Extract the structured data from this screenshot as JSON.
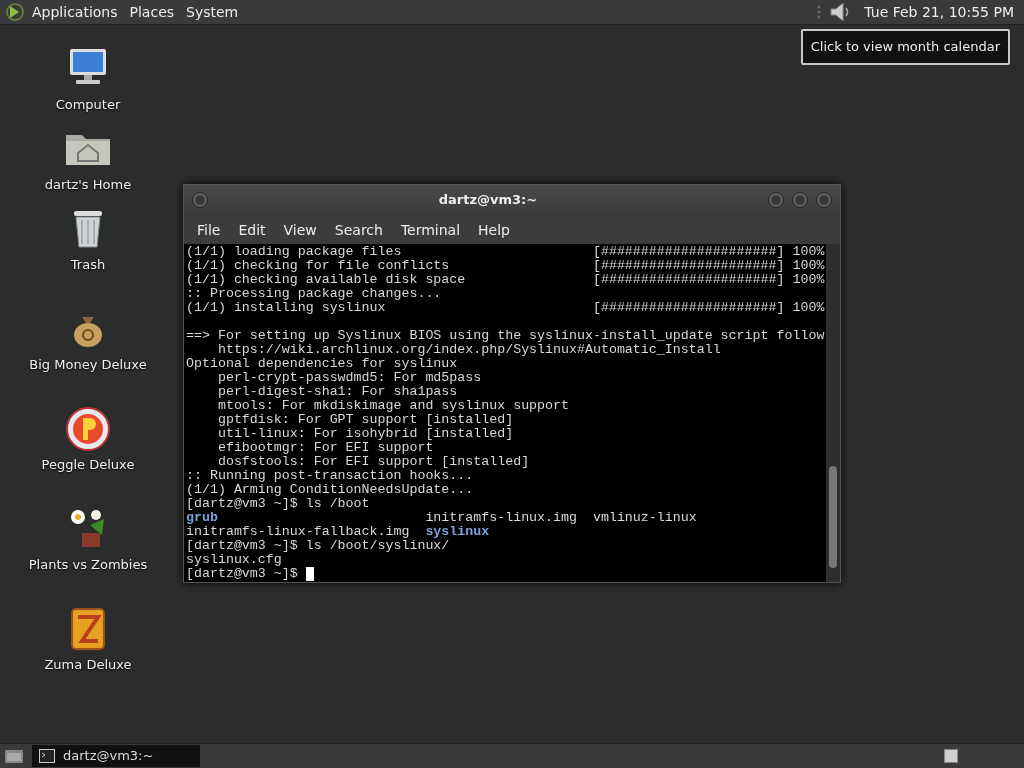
{
  "top_panel": {
    "menus": [
      "Applications",
      "Places",
      "System"
    ],
    "clock": "Tue Feb 21, 10:55 PM",
    "tooltip": "Click to view month calendar"
  },
  "desktop_icons": [
    {
      "label": "Computer",
      "kind": "computer"
    },
    {
      "label": "dartz's Home",
      "kind": "home"
    },
    {
      "label": "Trash",
      "kind": "trash"
    },
    {
      "label": "Big Money Deluxe",
      "kind": "moneybag"
    },
    {
      "label": "Peggle Deluxe",
      "kind": "ball"
    },
    {
      "label": "Plants vs Zombies",
      "kind": "flower"
    },
    {
      "label": "Zuma Deluxe",
      "kind": "block"
    }
  ],
  "terminal": {
    "title": "dartz@vm3:~",
    "menu": [
      "File",
      "Edit",
      "View",
      "Search",
      "Terminal",
      "Help"
    ],
    "lines": [
      [
        {
          "text": "(1/1) loading package files                        [######################] 100%",
          "kind": "plain"
        }
      ],
      [
        {
          "text": "(1/1) checking for file conflicts                  [######################] 100%",
          "kind": "plain"
        }
      ],
      [
        {
          "text": "(1/1) checking available disk space                [######################] 100%",
          "kind": "plain"
        }
      ],
      [
        {
          "text": ":: Processing package changes...",
          "kind": "plain"
        }
      ],
      [
        {
          "text": "(1/1) installing syslinux                          [######################] 100%",
          "kind": "plain"
        }
      ],
      [
        {
          "kind": "blank"
        }
      ],
      [
        {
          "text": "==> For setting up Syslinux BIOS using the syslinux-install_update script follow",
          "kind": "plain"
        }
      ],
      [
        {
          "text": "    https://wiki.archlinux.org/index.php/Syslinux#Automatic_Install",
          "kind": "plain"
        }
      ],
      [
        {
          "text": "Optional dependencies for syslinux",
          "kind": "plain"
        }
      ],
      [
        {
          "text": "    perl-crypt-passwdmd5: For md5pass",
          "kind": "plain"
        }
      ],
      [
        {
          "text": "    perl-digest-sha1: For sha1pass",
          "kind": "plain"
        }
      ],
      [
        {
          "text": "    mtools: For mkdiskimage and syslinux support",
          "kind": "plain"
        }
      ],
      [
        {
          "text": "    gptfdisk: For GPT support [installed]",
          "kind": "plain"
        }
      ],
      [
        {
          "text": "    util-linux: For isohybrid [installed]",
          "kind": "plain"
        }
      ],
      [
        {
          "text": "    efibootmgr: For EFI support",
          "kind": "plain"
        }
      ],
      [
        {
          "text": "    dosfstools: For EFI support [installed]",
          "kind": "plain"
        }
      ],
      [
        {
          "text": ":: Running post-transaction hooks...",
          "kind": "plain"
        }
      ],
      [
        {
          "text": "(1/1) Arming ConditionNeedsUpdate...",
          "kind": "plain"
        }
      ],
      [
        {
          "text": "[dartz@vm3 ~]$ ls /boot",
          "kind": "plain"
        }
      ],
      [
        {
          "text": "grub",
          "kind": "dir"
        },
        {
          "text": "                          initramfs-linux.img  vmlinuz-linux",
          "kind": "plain"
        }
      ],
      [
        {
          "text": "initramfs-linux-fallback.img  ",
          "kind": "plain"
        },
        {
          "text": "syslinux",
          "kind": "dir"
        }
      ],
      [
        {
          "text": "[dartz@vm3 ~]$ ls /boot/syslinux/",
          "kind": "plain"
        }
      ],
      [
        {
          "text": "syslinux.cfg",
          "kind": "plain"
        }
      ],
      [
        {
          "text": "[dartz@vm3 ~]$ ",
          "kind": "plain"
        }
      ]
    ]
  },
  "taskbar": {
    "tasks": [
      {
        "label": "dartz@vm3:~",
        "selected": true
      }
    ]
  }
}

**Exercise**
Transcribe all of the entries word for word, but skip any pictures they contain.

**Solution for this exercise**
Extract the structured data from this screenshot as JSON.
{
  "top_panel": {
    "menus": [
      "Applications",
      "Places",
      "System"
    ],
    "clock": "Tue Feb 21, 10:55 PM",
    "tooltip": "Click to view month calendar"
  },
  "desktop_icons": [
    {
      "label": "Computer",
      "kind": "computer"
    },
    {
      "label": "dartz's Home",
      "kind": "home"
    },
    {
      "label": "Trash",
      "kind": "trash"
    },
    {
      "label": "Big Money Deluxe",
      "kind": "moneybag"
    },
    {
      "label": "Peggle Deluxe",
      "kind": "ball"
    },
    {
      "label": "Plants vs Zombies",
      "kind": "flower"
    },
    {
      "label": "Zuma Deluxe",
      "kind": "block"
    }
  ],
  "terminal": {
    "title": "dartz@vm3:~",
    "menu": [
      "File",
      "Edit",
      "View",
      "Search",
      "Terminal",
      "Help"
    ],
    "lines": [
      [
        {
          "text": "(1/1) loading package files                        [######################] 100%",
          "kind": "plain"
        }
      ],
      [
        {
          "text": "(1/1) checking for file conflicts                  [######################] 100%",
          "kind": "plain"
        }
      ],
      [
        {
          "text": "(1/1) checking available disk space                [######################] 100%",
          "kind": "plain"
        }
      ],
      [
        {
          "text": ":: Processing package changes...",
          "kind": "plain"
        }
      ],
      [
        {
          "text": "(1/1) installing syslinux                          [######################] 100%",
          "kind": "plain"
        }
      ],
      [
        {
          "kind": "blank"
        }
      ],
      [
        {
          "text": "==> For setting up Syslinux BIOS using the syslinux-install_update script follow",
          "kind": "plain"
        }
      ],
      [
        {
          "text": "    https://wiki.archlinux.org/index.php/Syslinux#Automatic_Install",
          "kind": "plain"
        }
      ],
      [
        {
          "text": "Optional dependencies for syslinux",
          "kind": "plain"
        }
      ],
      [
        {
          "text": "    perl-crypt-passwdmd5: For md5pass",
          "kind": "plain"
        }
      ],
      [
        {
          "text": "    perl-digest-sha1: For sha1pass",
          "kind": "plain"
        }
      ],
      [
        {
          "text": "    mtools: For mkdiskimage and syslinux support",
          "kind": "plain"
        }
      ],
      [
        {
          "text": "    gptfdisk: For GPT support [installed]",
          "kind": "plain"
        }
      ],
      [
        {
          "text": "    util-linux: For isohybrid [installed]",
          "kind": "plain"
        }
      ],
      [
        {
          "text": "    efibootmgr: For EFI support",
          "kind": "plain"
        }
      ],
      [
        {
          "text": "    dosfstools: For EFI support [installed]",
          "kind": "plain"
        }
      ],
      [
        {
          "text": ":: Running post-transaction hooks...",
          "kind": "plain"
        }
      ],
      [
        {
          "text": "(1/1) Arming ConditionNeedsUpdate...",
          "kind": "plain"
        }
      ],
      [
        {
          "text": "[dartz@vm3 ~]$ ls /boot",
          "kind": "plain"
        }
      ],
      [
        {
          "text": "grub",
          "kind": "dir"
        },
        {
          "text": "                          initramfs-linux.img  vmlinuz-linux",
          "kind": "plain"
        }
      ],
      [
        {
          "text": "initramfs-linux-fallback.img  ",
          "kind": "plain"
        },
        {
          "text": "syslinux",
          "kind": "dir"
        }
      ],
      [
        {
          "text": "[dartz@vm3 ~]$ ls /boot/syslinux/",
          "kind": "plain"
        }
      ],
      [
        {
          "text": "syslinux.cfg",
          "kind": "plain"
        }
      ],
      [
        {
          "text": "[dartz@vm3 ~]$ ",
          "kind": "plain"
        }
      ]
    ]
  },
  "taskbar": {
    "tasks": [
      {
        "label": "dartz@vm3:~",
        "selected": true
      }
    ]
  }
}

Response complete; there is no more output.